* [Given entries]
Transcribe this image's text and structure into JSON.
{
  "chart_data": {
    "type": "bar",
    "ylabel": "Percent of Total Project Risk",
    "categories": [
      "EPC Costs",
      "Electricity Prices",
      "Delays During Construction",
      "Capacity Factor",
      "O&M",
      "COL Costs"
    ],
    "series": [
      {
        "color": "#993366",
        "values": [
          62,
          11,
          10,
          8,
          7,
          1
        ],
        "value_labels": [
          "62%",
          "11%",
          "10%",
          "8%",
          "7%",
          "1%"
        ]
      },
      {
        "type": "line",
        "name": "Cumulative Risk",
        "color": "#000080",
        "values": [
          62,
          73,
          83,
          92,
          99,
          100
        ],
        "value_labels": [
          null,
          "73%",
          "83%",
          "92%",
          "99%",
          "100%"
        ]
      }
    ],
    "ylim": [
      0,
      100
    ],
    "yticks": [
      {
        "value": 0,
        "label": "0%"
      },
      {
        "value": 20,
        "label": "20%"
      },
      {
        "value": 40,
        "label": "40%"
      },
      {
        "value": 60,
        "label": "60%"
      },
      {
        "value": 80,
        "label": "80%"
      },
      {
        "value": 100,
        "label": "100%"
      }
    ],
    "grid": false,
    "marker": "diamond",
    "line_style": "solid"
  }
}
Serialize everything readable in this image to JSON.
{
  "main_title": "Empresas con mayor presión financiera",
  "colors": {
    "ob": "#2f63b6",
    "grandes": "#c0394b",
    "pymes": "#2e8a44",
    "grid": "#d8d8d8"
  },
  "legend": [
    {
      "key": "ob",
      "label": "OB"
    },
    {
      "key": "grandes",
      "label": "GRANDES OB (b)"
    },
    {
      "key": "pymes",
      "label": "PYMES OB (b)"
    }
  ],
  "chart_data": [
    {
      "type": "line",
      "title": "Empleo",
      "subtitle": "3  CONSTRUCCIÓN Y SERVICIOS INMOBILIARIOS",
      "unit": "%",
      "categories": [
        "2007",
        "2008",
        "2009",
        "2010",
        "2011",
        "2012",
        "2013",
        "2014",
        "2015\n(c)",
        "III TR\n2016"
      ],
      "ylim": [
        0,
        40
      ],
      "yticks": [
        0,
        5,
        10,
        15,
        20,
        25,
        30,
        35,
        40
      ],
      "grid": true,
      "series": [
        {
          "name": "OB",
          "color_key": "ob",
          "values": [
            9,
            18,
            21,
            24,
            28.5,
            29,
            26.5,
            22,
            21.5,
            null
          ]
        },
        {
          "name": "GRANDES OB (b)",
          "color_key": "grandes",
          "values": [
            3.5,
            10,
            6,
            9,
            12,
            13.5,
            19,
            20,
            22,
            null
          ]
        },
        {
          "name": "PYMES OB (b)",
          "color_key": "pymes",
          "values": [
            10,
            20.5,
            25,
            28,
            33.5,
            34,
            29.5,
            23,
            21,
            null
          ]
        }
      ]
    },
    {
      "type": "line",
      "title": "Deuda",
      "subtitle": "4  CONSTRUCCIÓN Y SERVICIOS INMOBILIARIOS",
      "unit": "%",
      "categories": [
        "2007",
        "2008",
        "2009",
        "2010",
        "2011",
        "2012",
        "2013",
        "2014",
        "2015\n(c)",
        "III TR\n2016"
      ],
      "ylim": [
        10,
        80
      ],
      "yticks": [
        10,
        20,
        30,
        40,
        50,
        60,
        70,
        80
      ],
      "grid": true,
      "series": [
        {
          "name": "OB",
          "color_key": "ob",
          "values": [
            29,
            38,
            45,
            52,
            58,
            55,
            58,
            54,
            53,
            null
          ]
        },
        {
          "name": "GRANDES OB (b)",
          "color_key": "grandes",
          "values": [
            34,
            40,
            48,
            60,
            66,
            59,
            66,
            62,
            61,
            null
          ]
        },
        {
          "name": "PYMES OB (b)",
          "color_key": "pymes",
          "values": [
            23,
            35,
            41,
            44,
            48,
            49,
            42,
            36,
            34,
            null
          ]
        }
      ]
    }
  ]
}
...
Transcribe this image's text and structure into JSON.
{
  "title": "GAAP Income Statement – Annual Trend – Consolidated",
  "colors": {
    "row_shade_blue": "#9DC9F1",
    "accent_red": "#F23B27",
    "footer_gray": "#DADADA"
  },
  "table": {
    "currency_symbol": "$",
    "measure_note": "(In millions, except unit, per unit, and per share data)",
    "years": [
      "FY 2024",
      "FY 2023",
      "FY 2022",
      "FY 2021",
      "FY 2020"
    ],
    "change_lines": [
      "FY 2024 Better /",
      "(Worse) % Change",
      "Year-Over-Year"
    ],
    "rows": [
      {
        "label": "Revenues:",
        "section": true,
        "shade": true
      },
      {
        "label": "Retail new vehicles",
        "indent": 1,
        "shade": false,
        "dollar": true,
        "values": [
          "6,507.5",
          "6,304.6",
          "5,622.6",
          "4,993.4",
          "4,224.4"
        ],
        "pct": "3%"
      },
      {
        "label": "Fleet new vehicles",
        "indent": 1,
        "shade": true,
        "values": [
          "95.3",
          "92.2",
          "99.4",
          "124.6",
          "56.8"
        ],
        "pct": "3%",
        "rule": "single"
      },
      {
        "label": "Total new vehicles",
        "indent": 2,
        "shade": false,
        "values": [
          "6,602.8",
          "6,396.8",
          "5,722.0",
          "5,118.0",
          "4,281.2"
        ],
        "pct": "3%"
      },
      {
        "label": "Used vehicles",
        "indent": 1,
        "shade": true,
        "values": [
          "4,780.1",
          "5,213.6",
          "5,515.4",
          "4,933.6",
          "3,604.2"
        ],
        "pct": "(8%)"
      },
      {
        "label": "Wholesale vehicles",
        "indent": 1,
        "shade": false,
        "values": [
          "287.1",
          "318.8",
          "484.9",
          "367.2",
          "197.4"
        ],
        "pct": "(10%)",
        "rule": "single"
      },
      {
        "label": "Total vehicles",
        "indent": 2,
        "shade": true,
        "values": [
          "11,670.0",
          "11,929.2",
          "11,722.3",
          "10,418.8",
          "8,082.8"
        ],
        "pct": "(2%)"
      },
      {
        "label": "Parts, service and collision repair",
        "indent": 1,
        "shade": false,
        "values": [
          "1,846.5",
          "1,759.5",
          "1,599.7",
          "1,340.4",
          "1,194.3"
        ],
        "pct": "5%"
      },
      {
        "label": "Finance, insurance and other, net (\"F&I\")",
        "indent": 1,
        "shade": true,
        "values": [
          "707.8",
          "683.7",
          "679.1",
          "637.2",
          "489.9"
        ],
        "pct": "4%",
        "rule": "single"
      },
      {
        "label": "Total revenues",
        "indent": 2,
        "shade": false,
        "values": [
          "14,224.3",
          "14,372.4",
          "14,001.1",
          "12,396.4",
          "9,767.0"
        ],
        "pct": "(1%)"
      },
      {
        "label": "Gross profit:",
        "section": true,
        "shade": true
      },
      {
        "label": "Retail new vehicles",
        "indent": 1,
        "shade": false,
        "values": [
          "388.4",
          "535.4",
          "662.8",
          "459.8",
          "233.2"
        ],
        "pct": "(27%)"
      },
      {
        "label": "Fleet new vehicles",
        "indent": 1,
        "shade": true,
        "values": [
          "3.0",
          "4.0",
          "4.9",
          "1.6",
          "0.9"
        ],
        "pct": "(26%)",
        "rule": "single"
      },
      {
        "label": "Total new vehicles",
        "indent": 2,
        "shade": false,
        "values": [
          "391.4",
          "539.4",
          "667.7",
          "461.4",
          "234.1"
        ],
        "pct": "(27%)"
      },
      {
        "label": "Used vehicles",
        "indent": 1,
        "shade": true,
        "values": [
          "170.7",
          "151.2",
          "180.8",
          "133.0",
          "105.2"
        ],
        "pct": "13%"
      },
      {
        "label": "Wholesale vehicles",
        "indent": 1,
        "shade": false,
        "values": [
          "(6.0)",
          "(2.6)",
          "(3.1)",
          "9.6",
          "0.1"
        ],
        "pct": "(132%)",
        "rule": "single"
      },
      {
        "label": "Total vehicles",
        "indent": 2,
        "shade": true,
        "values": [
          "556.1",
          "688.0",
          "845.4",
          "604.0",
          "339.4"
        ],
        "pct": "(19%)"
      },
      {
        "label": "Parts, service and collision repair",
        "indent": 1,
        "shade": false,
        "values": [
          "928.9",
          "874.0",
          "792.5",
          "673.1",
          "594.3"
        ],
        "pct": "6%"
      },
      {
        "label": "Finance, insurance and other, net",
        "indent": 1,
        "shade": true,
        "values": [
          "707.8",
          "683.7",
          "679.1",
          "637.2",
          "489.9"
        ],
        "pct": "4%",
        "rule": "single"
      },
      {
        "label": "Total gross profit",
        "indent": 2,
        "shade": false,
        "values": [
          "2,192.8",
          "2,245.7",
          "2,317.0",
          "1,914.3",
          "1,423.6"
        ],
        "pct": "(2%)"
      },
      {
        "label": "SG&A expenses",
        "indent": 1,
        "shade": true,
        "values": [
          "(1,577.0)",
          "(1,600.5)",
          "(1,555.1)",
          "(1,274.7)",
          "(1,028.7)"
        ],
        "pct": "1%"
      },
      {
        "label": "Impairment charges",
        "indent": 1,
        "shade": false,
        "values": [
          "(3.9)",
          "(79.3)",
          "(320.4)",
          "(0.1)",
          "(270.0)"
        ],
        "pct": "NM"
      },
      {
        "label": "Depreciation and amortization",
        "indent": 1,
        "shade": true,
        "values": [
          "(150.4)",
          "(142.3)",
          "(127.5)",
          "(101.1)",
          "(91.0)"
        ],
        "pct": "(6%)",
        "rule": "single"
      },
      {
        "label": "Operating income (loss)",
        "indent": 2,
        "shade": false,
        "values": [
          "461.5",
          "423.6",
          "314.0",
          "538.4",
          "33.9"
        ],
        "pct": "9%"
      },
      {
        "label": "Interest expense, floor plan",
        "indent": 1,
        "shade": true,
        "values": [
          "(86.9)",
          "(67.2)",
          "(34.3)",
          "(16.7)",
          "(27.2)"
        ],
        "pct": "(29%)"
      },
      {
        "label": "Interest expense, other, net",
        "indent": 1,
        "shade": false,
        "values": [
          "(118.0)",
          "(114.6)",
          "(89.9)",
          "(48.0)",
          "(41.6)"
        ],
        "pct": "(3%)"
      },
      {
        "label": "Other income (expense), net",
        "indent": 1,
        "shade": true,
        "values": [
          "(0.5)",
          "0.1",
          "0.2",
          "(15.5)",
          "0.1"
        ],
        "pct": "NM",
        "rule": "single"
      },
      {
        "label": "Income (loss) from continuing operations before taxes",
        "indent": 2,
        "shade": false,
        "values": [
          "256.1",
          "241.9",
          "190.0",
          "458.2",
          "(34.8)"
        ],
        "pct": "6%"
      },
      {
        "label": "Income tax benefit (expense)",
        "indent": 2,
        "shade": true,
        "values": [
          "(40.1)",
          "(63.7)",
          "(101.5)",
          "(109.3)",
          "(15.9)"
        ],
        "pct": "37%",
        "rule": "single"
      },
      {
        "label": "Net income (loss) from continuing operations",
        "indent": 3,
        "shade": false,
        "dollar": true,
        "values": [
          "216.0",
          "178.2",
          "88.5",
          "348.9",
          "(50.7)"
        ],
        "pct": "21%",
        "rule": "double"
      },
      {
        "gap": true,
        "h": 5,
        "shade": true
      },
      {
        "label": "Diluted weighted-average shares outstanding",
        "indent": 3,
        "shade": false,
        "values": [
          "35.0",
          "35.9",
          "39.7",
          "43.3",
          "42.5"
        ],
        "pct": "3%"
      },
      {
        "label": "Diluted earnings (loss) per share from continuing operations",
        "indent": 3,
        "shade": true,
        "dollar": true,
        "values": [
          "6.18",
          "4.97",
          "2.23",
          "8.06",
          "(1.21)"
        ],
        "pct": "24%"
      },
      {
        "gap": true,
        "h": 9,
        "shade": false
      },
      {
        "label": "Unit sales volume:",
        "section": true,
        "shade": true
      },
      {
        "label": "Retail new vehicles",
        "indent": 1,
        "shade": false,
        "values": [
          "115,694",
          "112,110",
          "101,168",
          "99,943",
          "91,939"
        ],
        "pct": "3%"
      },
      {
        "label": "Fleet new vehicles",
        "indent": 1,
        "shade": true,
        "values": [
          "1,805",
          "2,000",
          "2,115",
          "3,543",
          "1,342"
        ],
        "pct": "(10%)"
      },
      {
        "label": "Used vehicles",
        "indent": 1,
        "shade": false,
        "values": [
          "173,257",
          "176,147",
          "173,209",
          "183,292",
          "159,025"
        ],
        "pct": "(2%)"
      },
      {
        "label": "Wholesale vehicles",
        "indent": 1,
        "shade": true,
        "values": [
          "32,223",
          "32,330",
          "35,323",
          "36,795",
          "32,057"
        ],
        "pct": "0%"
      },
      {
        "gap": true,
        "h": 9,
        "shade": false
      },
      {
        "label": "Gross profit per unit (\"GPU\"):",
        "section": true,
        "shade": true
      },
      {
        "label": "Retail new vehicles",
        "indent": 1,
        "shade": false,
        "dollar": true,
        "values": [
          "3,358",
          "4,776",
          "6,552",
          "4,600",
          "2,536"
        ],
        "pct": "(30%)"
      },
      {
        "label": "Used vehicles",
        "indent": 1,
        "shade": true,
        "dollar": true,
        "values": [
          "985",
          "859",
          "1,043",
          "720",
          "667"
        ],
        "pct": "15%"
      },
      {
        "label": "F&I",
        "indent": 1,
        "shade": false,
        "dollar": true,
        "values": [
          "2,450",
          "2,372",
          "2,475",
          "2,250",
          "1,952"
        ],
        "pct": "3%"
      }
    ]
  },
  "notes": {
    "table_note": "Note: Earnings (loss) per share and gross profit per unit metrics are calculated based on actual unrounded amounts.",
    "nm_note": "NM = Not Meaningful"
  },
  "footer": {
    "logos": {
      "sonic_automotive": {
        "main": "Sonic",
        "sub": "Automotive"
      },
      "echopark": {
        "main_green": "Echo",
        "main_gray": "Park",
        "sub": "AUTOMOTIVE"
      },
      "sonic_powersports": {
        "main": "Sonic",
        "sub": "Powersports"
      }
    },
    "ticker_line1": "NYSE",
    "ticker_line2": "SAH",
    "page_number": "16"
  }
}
...
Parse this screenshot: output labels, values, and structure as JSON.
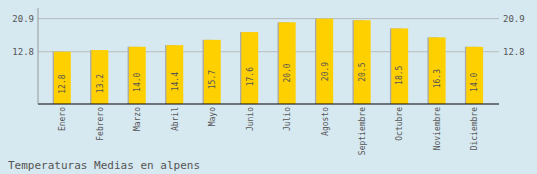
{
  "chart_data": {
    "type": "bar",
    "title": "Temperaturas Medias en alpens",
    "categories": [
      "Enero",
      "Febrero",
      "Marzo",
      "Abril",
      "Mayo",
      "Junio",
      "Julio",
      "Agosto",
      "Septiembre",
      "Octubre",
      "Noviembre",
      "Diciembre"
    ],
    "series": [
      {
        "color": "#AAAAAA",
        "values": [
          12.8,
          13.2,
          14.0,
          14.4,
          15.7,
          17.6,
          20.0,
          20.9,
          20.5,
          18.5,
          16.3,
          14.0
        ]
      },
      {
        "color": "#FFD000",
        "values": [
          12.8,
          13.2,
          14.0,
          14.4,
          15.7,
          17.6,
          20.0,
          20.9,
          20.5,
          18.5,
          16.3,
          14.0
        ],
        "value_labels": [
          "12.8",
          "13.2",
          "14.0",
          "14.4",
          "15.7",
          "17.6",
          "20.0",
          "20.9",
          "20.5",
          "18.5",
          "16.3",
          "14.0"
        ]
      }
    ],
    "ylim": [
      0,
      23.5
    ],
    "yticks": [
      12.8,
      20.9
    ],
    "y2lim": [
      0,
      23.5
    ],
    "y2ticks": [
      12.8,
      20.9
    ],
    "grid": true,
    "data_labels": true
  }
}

* [What you have to do] Find the lines that include the string "subtitle", then copy each of them.

* [Task answer]
      "subtitle": "3  CONSTRUCCIÓN Y SERVICIOS INMOBILIARIOS",
      "subtitle": "4  CONSTRUCCIÓN Y SERVICIOS INMOBILIARIOS",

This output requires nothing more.